# [EXERCISE GOAL]
Copy out every record below, word for word.

# [PROVIDED RECORDS]
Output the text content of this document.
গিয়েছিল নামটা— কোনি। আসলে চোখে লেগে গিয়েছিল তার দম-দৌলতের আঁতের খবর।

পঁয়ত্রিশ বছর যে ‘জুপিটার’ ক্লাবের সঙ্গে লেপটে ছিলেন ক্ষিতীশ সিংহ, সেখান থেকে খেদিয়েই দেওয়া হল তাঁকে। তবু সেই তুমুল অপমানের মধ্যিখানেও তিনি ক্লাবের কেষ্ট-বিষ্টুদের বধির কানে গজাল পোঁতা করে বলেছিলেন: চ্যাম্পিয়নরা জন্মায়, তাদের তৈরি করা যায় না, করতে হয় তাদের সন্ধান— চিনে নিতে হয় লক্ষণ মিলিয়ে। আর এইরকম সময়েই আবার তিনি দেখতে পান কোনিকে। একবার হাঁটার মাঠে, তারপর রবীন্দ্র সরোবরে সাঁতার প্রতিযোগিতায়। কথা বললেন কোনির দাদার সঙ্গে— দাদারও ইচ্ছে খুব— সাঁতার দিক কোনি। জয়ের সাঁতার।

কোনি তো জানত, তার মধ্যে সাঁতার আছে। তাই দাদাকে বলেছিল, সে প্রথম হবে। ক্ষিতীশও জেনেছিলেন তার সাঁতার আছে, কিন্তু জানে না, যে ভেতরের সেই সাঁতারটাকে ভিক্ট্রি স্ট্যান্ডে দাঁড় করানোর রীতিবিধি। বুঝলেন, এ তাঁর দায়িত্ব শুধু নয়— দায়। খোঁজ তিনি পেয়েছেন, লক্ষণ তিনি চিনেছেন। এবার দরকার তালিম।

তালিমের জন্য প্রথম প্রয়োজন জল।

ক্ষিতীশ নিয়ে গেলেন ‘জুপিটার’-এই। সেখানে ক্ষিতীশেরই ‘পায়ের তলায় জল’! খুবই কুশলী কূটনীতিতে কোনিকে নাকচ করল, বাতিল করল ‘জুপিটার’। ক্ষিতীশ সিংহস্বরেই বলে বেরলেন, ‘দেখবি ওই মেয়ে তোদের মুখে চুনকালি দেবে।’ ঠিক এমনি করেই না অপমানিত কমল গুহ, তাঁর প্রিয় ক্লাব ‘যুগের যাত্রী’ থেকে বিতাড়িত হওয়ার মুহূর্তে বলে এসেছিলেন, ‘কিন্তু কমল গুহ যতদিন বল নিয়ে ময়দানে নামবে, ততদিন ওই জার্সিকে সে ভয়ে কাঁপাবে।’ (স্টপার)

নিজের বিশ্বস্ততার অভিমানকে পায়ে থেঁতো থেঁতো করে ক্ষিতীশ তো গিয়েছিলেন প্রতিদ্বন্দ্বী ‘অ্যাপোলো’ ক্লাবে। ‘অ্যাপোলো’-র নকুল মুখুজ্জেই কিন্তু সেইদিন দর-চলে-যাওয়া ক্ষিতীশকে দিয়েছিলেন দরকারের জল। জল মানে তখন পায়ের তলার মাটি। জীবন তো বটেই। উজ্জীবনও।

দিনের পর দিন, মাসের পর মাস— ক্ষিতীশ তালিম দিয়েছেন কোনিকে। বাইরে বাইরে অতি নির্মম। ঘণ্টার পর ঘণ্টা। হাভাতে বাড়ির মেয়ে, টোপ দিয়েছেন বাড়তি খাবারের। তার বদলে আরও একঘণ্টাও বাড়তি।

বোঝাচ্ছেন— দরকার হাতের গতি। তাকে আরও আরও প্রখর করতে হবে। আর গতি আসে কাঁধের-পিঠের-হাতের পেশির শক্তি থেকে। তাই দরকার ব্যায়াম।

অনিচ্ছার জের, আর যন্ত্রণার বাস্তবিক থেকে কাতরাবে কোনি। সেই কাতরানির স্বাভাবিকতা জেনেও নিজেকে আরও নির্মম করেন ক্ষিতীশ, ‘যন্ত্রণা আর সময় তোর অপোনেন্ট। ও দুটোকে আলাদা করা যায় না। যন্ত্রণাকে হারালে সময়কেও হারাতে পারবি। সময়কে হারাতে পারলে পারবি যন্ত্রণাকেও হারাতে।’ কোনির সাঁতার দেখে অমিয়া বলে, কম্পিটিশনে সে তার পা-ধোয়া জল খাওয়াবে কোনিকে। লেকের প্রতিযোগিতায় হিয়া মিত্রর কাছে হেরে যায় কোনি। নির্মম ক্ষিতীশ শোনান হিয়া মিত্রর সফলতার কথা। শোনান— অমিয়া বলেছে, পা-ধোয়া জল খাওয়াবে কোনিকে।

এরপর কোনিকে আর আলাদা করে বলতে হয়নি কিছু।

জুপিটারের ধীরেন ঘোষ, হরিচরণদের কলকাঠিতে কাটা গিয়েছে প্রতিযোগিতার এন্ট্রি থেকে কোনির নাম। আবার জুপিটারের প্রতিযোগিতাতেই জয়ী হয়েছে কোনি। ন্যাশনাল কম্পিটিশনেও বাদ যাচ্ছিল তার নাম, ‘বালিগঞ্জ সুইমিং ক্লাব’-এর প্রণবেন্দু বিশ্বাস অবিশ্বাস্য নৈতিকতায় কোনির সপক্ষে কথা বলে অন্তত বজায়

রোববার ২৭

# [CORRECT RESPONSE]
Output the text content of this document.
গিয়েছিল নামটা— কোনি। আসলে চোখে লেগে গিয়েছিল তার দম-দৌলতের আঁতের খবর।

পঁয়ত্রিশ বছর যে ‘জুপিটার’ ক্লাবের সঙ্গে লেপটে ছিলেন ক্ষিতীশ সিংহ, সেখান থেকে খেদিয়েই দেওয়া হল তাঁকে। তবু সেই তুমুল অপমানের মধ্যিখানেও তিনি ক্লাবের কেষ্ট-বিষ্টুদের বধির কানে গজাল পোঁতা করে বলেছিলেন: চ্যাম্পিয়নরা জন্মায়, তাদের তৈরি করা যায় না, করতে হয় তাদের সন্ধান— চিনে নিতে হয় লক্ষণ মিলিয়ে। আর এইরকম সময়েই আবার তিনি দেখতে পান কোনিকে। একবার হাঁটার মাঠে, তারপর রবীন্দ্র সরোবরে সাঁতার প্রতিযোগিতায়। কথা বললেন কোনির দাদার সঙ্গে— দাদারও ইচ্ছে খুব— সাঁতার দিক কোনি। জয়ের সাঁতার।

কোনি তো জানত, তার মধ্যে সাঁতার আছে। তাই দাদাকে বলেছিল, সে প্রথম হবে। ক্ষিতীশও জেনেছিলেন তার সাঁতার আছে, কিন্তু জানে না, যে ভেতরের সেই সাঁতারটাকে ভিক্ট্রি স্ট্যান্ডে দাঁড় করানোর রীতিবিধি। বুঝলেন, এ তাঁর দায়িত্ব শুধু নয়— দায়। খোঁজ তিনি পেয়েছেন, লক্ষণ তিনি চিনেছেন। এবার দরকার তালিম।

তালিমের জন্য প্রথম প্রয়োজন জল।

ক্ষিতীশ নিয়ে গেলেন ‘জুপিটার’-এই। সেখানে ক্ষিতীশেরই ‘পায়ের তলায় জল’! খুবই কুশলী কূটনীতিতে কোনিকে নাকচ করল, বাতিল করল ‘জুপিটার’। ক্ষিতীশ সিংহস্বরেই বলে বেরলেন, ‘দেখবি ওই মেয়ে তোদের মুখে চুনকালি দেবে।’ ঠিক এমনি করেই না অপমানিত কমল গুহ, তাঁর প্রিয় ক্লাব ‘যুগের যাত্রী’ থেকে বিতাড়িত হওয়ার মুহূর্তে বলে এসেছিলেন, ‘কিন্তু কমল গুহ যতদিন বল নিয়ে ময়দানে নামবে, ততদিন ওই জার্সিকে সে ভয়ে কাঁপাবে।’ (স্টপার)

নিজের বিশ্বস্ততার অভিমানকে পায়ে থেঁতো থেঁতো করে ক্ষিতীশ তো গিয়েছিলেন প্রতিদ্বন্দ্বী ‘অ্যাপোলো’ ক্লাবে। ‘অ্যাপোলো’-র নকুল মুখুজ্জেই কিন্তু সেইদিন দর-চলে-যাওয়া ক্ষিতীশকে দিয়েছিলেন দরকারের জল। জল মানে তখন পায়ের তলার মাটি। জীবন তো বটেই। উজ্জীবনও।

দিনের পর দিন, মাসের পর মাস— ক্ষিতীশ তালিম দিয়েছেন কোনিকে। বাইরে বাইরে অতি নির্মম। ঘণ্টার পর ঘণ্টা। হাভাতে বাড়ির মেয়ে, টোপ দিয়েছেন বাড়তি খাবারের। তার বদলে আরও একঘণ্টাও বাড়তি।

বোঝাচ্ছেন— দরকার হাতের গতি। তাকে আরও আরও প্রখর করতে হবে। আর গতি আসে কাঁধের-পিঠের-হাতের পেশির শক্তি থেকে। তাই দরকার ব্যায়াম।

অনিচ্ছার জের, আর যন্ত্রণার বাস্তবিক থেকে কাতরাবে কোনি। সেই কাতরানির স্বাভাবিকতা জেনেও নিজেকে আরও নির্মম করেন ক্ষিতীশ, ‘যন্ত্রণা আর সময় তোর অপোনেন্ট। ও দুটোকে আলাদা করা যায় না। যন্ত্রণাকে হারালে সময়কেও হারাতে পারবি। সময়কে হারাতে পারলে পারবি যন্ত্রণাকেও হারাতে।’ কোনির সাঁতার দেখে অমিয়া বলে, কম্পিটিশনে সে তার পা-ধোয়া জল খাওয়াবে কোনিকে। লেকের প্রতিযোগিতায় হিয়া মিত্রর কাছে হেরে যায় কোনি। নির্মম ক্ষিতীশ শোনান হিয়া মিত্রর সফলতার কথা। শোনান— অমিয়া বলেছে, পা-ধোয়া জল খাওয়াবে কোনিকে।

এরপর কোনিকে আর আলাদা করে বলতে হয়নি কিছু।

জুপিটারের ধীরেন ঘোষ, হরিচরণদের কলকাঠিতে কাটা গিয়েছে প্রতিযোগিতার এন্ট্রি থেকে কোনির নাম। আবার জুপিটারের প্রতিযোগিতাতেই জয়ী হয়েছে কোনি। ন্যাশনাল কম্পিটিশনেও বাদ যাচ্ছিল তার নাম, ‘বালিগঞ্জ সুইমিং ক্লাব’-এর প্রণবেন্দু বিশ্বাস অবিশ্বাস্য নৈতিকতায় কোনির সপক্ষে কথা বলে অন্তত বজায়

রোববার ২৭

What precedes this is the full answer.